TASK DESCRIPTION> Isolate every line in the records below with "name" in it.

** Start **

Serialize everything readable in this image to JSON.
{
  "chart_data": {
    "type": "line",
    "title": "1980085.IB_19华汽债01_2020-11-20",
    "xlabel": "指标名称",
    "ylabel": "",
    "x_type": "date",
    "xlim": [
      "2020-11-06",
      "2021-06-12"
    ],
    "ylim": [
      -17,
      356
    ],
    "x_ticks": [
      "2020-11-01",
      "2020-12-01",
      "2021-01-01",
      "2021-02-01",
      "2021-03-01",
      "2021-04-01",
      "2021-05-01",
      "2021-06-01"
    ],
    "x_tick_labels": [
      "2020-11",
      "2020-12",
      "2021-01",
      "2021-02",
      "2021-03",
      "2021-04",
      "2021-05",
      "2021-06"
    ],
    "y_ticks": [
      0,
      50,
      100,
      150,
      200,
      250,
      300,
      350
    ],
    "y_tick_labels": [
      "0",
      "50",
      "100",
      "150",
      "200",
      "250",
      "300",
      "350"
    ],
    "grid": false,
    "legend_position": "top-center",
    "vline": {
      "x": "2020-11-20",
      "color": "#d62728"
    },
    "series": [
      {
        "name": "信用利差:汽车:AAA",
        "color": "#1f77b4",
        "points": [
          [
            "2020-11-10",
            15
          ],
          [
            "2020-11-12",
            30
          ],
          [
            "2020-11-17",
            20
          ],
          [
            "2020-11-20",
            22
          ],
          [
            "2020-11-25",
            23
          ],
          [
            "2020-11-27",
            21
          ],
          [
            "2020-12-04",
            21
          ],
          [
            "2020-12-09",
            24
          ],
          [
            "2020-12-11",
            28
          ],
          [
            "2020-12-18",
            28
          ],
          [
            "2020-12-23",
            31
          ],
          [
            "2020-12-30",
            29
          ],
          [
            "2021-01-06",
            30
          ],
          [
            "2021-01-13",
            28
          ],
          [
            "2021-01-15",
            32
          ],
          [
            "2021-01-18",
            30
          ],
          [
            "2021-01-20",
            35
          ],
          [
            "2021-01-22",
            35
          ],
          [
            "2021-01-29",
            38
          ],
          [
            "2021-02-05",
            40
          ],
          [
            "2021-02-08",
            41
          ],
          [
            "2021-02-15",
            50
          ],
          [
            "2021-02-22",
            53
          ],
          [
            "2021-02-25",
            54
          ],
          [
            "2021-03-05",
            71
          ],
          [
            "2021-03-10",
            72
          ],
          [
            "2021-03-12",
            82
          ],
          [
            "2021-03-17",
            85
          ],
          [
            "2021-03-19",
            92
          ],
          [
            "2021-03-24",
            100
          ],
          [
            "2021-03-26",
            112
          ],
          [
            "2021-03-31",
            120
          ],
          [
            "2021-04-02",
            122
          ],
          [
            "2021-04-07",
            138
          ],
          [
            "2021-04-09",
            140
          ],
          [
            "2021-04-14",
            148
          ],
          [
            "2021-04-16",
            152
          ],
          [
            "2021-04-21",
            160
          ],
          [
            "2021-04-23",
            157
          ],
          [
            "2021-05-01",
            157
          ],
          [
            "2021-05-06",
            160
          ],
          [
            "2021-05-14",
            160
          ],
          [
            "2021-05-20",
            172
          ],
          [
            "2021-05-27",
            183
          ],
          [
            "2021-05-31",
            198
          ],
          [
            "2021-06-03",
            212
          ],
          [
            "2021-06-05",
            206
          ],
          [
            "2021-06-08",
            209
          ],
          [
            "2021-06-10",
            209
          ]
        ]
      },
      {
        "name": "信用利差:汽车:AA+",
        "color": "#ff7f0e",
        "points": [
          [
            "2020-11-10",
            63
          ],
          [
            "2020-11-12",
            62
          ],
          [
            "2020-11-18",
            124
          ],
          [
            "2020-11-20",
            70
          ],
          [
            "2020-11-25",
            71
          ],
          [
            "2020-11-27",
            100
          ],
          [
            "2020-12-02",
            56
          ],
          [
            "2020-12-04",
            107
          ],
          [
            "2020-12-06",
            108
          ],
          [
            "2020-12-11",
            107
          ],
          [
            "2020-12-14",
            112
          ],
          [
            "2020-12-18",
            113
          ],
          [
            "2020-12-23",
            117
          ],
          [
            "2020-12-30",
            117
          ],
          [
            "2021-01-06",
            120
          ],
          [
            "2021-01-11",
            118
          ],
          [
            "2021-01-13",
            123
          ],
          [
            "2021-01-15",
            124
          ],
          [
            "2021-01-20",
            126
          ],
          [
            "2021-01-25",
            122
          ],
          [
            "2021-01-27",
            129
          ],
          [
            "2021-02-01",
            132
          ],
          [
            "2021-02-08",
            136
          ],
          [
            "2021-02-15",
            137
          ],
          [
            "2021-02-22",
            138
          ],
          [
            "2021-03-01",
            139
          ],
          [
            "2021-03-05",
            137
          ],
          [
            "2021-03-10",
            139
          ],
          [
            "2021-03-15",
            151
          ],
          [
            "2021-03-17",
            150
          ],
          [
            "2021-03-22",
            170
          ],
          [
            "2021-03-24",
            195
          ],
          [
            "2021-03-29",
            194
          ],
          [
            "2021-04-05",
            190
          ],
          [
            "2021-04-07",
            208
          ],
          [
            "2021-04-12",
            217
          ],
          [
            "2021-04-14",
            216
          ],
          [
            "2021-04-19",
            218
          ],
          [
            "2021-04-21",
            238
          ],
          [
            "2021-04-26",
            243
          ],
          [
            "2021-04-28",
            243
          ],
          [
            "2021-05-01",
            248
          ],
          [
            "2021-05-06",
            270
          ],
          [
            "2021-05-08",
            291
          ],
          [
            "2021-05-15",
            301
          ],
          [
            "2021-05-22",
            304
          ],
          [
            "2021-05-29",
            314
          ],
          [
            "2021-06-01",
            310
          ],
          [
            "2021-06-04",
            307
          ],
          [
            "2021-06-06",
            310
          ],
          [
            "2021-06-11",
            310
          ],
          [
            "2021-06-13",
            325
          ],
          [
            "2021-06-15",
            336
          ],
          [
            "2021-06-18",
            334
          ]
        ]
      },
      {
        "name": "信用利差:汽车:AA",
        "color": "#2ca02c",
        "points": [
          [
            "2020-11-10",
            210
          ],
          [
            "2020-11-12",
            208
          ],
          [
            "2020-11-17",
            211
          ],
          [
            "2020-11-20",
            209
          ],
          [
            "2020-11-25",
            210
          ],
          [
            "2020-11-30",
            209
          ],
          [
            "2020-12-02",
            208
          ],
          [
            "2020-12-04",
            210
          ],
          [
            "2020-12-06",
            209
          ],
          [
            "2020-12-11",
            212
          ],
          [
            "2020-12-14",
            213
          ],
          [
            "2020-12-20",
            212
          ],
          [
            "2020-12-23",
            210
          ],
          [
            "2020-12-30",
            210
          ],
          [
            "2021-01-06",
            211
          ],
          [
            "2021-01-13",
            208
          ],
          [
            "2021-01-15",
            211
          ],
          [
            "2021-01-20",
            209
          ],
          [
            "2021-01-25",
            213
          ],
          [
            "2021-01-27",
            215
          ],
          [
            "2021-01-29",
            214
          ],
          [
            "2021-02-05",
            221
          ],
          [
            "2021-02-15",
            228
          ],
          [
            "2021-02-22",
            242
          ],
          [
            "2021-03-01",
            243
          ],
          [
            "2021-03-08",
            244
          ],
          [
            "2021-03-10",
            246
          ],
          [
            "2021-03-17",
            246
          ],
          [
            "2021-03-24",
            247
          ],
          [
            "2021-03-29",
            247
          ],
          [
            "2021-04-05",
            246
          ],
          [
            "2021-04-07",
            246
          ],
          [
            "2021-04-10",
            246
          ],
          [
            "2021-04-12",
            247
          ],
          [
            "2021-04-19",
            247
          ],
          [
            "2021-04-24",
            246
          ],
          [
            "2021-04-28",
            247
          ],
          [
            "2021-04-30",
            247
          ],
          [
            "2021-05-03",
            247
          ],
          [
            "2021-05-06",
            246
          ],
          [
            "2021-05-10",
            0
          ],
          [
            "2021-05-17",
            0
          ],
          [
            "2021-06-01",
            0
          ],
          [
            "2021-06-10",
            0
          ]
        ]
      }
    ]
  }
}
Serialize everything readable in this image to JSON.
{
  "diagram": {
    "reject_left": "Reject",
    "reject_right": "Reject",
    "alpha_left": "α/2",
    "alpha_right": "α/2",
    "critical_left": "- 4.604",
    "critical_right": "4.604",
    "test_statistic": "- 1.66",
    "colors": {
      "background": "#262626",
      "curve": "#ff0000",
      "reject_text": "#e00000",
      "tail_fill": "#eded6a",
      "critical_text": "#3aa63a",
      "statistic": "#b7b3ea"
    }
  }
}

** End **

RESULT BELOW>
        "name": "信用利差:汽车:AAA",
        "name": "信用利差:汽车:AA+",
        "name": "信用利差:汽车:AA",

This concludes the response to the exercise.